» **WORK TO DO**
From the entries below, copy every line that holds the word "Grupo".

(Items listed in a dataset)

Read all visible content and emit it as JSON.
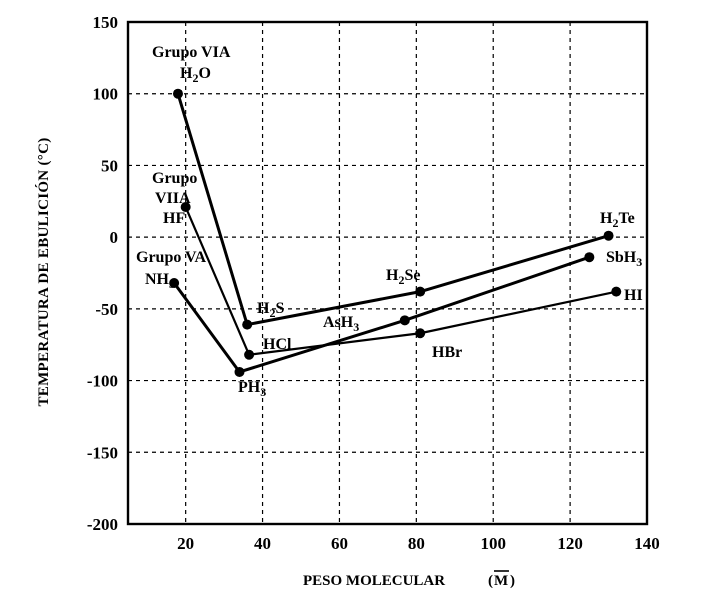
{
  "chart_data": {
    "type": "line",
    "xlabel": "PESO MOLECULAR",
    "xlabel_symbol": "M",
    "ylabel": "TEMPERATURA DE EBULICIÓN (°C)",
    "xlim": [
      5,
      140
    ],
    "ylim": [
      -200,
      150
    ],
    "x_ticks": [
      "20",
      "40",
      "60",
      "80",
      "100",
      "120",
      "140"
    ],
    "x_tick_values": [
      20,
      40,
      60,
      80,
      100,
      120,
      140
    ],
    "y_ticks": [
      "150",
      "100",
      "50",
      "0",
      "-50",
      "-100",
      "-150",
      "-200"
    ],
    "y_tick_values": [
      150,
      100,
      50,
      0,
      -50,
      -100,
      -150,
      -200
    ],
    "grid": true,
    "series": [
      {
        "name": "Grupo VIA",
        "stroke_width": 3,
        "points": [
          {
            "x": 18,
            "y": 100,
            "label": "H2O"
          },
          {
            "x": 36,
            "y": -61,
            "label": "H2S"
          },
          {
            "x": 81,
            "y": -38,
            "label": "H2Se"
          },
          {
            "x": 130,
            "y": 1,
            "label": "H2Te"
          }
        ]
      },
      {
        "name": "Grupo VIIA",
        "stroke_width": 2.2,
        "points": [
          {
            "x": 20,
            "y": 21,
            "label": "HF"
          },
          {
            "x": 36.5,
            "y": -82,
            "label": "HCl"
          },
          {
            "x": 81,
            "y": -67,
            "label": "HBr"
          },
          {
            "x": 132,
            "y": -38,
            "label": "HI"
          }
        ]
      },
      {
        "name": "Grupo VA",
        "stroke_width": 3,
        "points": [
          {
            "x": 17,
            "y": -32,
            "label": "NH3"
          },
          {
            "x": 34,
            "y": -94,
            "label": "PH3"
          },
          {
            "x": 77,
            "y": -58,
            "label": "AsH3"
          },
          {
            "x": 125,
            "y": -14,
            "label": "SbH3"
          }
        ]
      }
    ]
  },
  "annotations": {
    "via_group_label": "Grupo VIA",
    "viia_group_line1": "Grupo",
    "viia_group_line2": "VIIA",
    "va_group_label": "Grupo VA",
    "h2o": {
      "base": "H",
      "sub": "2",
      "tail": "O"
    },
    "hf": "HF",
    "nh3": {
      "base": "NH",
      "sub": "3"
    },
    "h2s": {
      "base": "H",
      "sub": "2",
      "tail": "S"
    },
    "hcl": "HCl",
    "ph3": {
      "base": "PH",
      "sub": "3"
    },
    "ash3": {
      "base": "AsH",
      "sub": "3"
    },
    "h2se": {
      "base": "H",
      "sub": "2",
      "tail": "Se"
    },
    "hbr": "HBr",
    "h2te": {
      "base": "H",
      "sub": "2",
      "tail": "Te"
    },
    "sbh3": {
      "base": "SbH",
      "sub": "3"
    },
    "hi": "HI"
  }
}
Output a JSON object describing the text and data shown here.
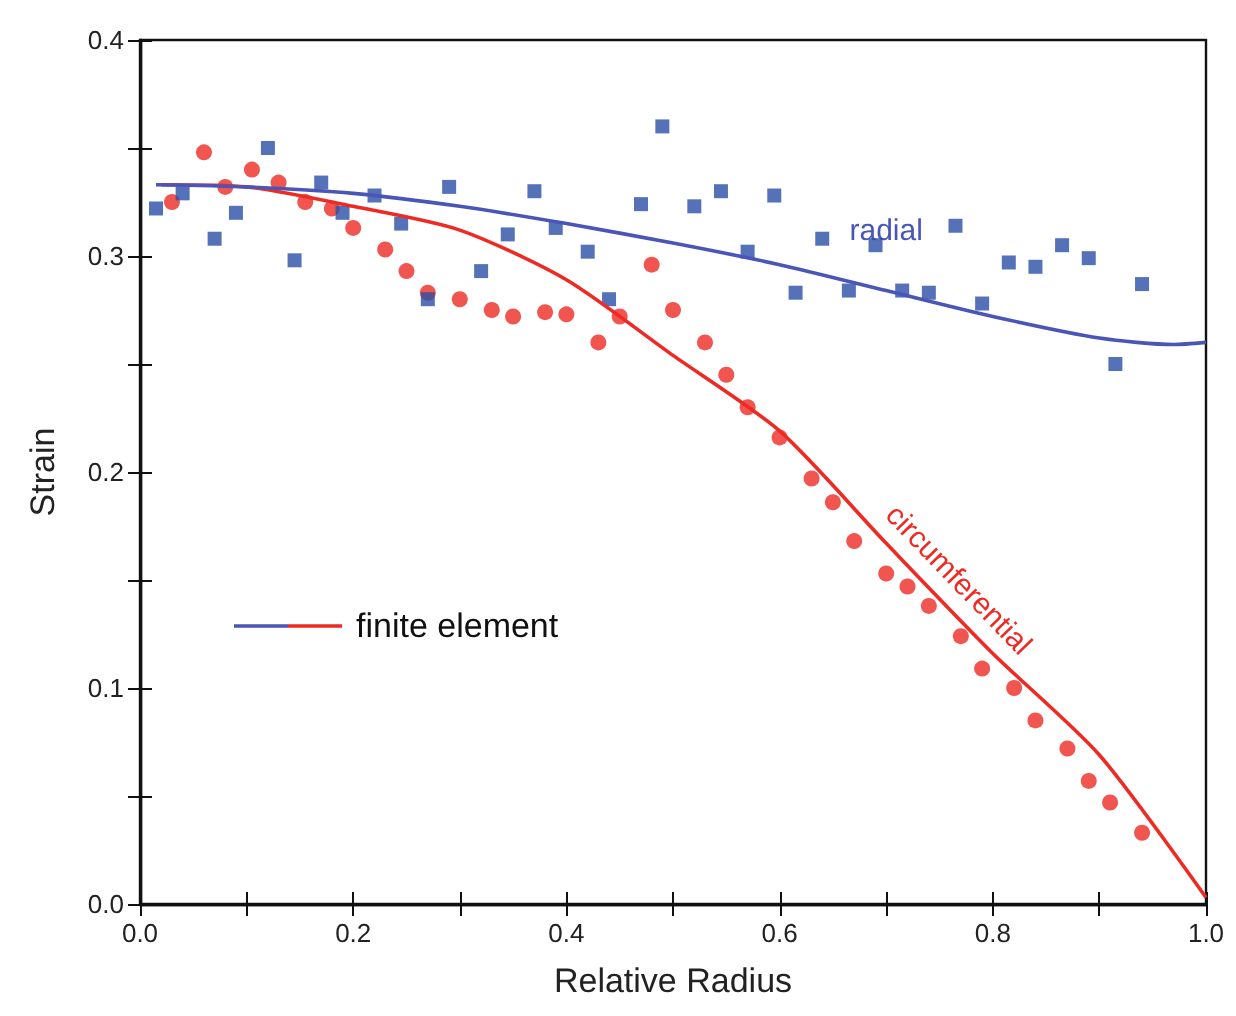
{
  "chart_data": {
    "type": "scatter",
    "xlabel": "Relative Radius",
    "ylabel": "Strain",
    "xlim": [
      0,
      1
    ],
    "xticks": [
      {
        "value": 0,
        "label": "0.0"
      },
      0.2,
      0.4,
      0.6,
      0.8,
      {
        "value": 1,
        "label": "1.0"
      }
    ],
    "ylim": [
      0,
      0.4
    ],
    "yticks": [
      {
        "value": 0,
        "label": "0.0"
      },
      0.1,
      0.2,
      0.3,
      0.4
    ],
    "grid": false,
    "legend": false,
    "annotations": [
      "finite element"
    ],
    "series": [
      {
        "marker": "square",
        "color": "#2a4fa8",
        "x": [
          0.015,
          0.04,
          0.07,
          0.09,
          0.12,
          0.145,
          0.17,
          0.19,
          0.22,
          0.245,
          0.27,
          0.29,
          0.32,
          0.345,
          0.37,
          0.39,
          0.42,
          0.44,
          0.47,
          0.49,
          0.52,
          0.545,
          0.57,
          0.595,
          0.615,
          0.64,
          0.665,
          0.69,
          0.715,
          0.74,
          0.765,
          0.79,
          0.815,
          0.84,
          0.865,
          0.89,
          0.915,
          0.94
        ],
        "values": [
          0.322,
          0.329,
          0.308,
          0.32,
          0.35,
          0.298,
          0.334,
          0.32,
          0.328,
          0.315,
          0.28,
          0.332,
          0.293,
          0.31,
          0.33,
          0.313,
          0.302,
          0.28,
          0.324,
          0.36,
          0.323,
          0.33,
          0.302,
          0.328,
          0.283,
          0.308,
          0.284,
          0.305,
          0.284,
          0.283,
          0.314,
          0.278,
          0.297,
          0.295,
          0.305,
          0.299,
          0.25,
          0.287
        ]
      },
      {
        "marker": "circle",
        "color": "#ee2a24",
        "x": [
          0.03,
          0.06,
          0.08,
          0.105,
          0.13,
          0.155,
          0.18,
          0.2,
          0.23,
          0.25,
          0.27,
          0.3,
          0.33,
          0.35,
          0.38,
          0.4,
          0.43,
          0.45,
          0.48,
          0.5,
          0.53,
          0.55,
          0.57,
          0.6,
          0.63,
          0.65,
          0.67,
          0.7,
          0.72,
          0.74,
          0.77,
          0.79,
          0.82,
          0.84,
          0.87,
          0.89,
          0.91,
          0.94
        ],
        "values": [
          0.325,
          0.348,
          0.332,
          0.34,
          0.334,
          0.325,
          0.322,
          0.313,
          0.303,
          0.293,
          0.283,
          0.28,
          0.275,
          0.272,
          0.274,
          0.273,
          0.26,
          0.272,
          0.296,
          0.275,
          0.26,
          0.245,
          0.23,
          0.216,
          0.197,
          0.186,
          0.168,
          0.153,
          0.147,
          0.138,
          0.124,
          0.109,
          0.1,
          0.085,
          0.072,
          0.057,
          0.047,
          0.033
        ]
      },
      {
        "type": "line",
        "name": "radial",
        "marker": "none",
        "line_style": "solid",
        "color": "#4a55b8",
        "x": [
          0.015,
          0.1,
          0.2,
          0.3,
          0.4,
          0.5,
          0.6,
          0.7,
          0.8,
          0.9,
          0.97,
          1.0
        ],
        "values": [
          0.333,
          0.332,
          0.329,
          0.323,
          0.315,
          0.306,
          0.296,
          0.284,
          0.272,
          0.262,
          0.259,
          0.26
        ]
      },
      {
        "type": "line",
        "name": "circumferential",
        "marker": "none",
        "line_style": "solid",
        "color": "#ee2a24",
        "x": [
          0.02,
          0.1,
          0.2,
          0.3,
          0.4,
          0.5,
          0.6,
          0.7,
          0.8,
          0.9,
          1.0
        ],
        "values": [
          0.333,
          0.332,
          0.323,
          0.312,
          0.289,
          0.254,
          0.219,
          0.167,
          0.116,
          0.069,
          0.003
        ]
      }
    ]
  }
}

---

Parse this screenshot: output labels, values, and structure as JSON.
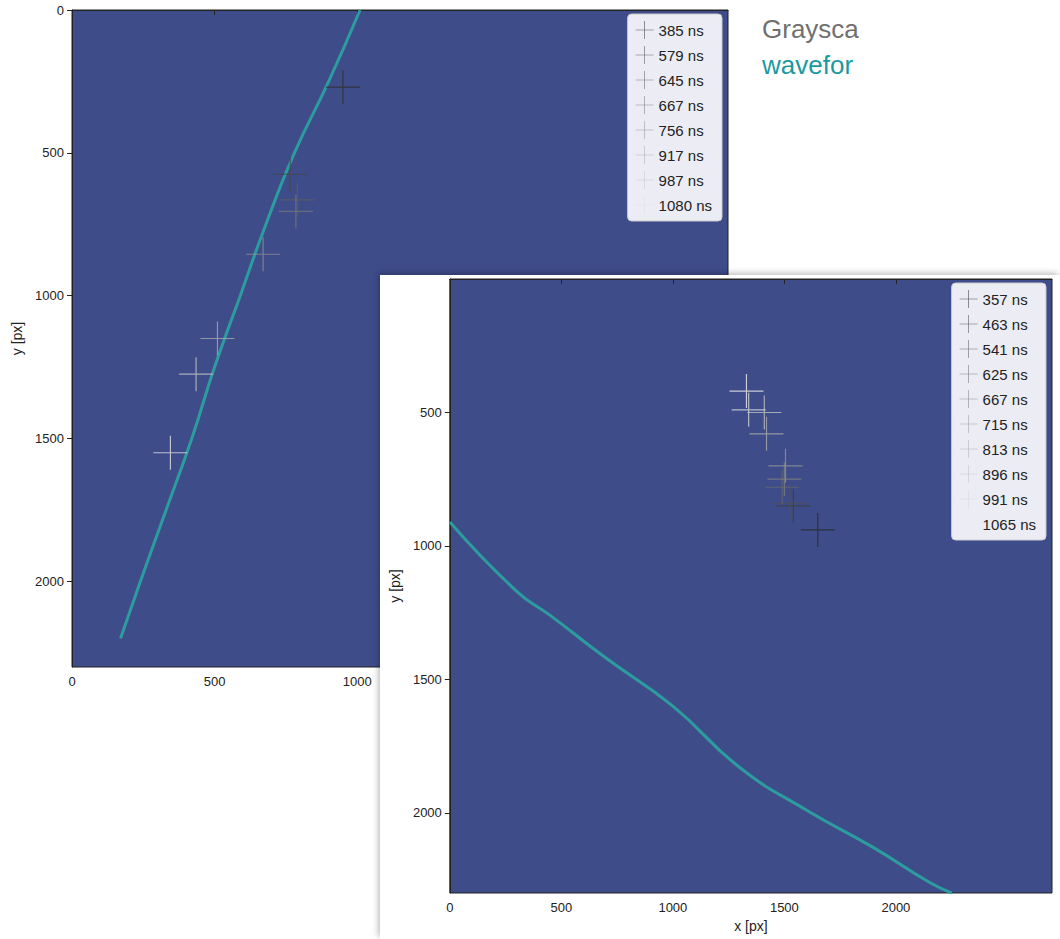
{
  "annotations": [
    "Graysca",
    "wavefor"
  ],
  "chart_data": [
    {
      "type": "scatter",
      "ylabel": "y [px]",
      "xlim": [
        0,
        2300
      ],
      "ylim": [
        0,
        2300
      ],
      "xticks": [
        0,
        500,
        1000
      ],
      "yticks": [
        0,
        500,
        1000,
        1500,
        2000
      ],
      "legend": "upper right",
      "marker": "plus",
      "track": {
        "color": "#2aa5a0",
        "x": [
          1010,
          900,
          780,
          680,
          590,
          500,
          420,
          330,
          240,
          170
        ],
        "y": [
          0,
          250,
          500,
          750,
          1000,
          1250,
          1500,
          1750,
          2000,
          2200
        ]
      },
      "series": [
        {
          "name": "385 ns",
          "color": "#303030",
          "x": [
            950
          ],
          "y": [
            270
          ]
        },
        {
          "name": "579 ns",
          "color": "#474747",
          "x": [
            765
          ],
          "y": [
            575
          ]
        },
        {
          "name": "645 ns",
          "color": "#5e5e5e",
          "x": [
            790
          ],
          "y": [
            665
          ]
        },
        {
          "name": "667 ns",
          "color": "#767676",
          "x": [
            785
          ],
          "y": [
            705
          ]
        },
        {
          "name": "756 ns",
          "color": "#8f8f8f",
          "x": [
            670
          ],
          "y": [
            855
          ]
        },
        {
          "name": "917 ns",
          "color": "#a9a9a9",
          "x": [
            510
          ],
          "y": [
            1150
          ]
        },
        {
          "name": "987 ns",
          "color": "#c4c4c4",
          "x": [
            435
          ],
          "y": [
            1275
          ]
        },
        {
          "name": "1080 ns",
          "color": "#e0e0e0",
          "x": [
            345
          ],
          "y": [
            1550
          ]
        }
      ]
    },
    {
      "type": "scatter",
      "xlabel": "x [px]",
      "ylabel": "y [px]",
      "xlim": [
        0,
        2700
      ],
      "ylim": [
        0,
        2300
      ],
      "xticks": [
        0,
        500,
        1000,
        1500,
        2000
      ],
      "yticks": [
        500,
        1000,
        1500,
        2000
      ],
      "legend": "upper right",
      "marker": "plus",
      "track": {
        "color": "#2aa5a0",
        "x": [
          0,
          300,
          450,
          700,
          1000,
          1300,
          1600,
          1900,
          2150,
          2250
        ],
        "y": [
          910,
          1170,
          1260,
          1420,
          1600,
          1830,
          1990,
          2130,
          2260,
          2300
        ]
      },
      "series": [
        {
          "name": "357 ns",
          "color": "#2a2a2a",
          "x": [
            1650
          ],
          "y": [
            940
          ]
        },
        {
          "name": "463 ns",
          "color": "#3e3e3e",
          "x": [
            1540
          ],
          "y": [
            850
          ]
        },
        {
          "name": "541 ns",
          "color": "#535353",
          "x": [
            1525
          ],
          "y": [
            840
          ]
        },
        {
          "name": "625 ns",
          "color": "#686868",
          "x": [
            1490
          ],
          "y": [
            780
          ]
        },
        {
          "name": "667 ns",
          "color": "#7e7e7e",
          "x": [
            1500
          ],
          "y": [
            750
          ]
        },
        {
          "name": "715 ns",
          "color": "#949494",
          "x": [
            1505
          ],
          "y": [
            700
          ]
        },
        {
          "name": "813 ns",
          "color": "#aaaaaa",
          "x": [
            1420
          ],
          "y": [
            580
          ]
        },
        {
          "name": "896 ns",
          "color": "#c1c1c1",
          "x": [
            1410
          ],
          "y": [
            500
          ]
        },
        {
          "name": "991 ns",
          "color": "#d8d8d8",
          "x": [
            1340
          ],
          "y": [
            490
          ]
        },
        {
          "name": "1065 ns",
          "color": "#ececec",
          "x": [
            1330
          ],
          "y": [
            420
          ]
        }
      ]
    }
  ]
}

» **REPLY**
        "name": "Grupo VIA",
        "name": "Grupo VIIA",
        "name": "Grupo VA",
    "via_group_label": "Grupo VIA",
    "viia_group_line1": "Grupo",
    "va_group_label": "Grupo VA",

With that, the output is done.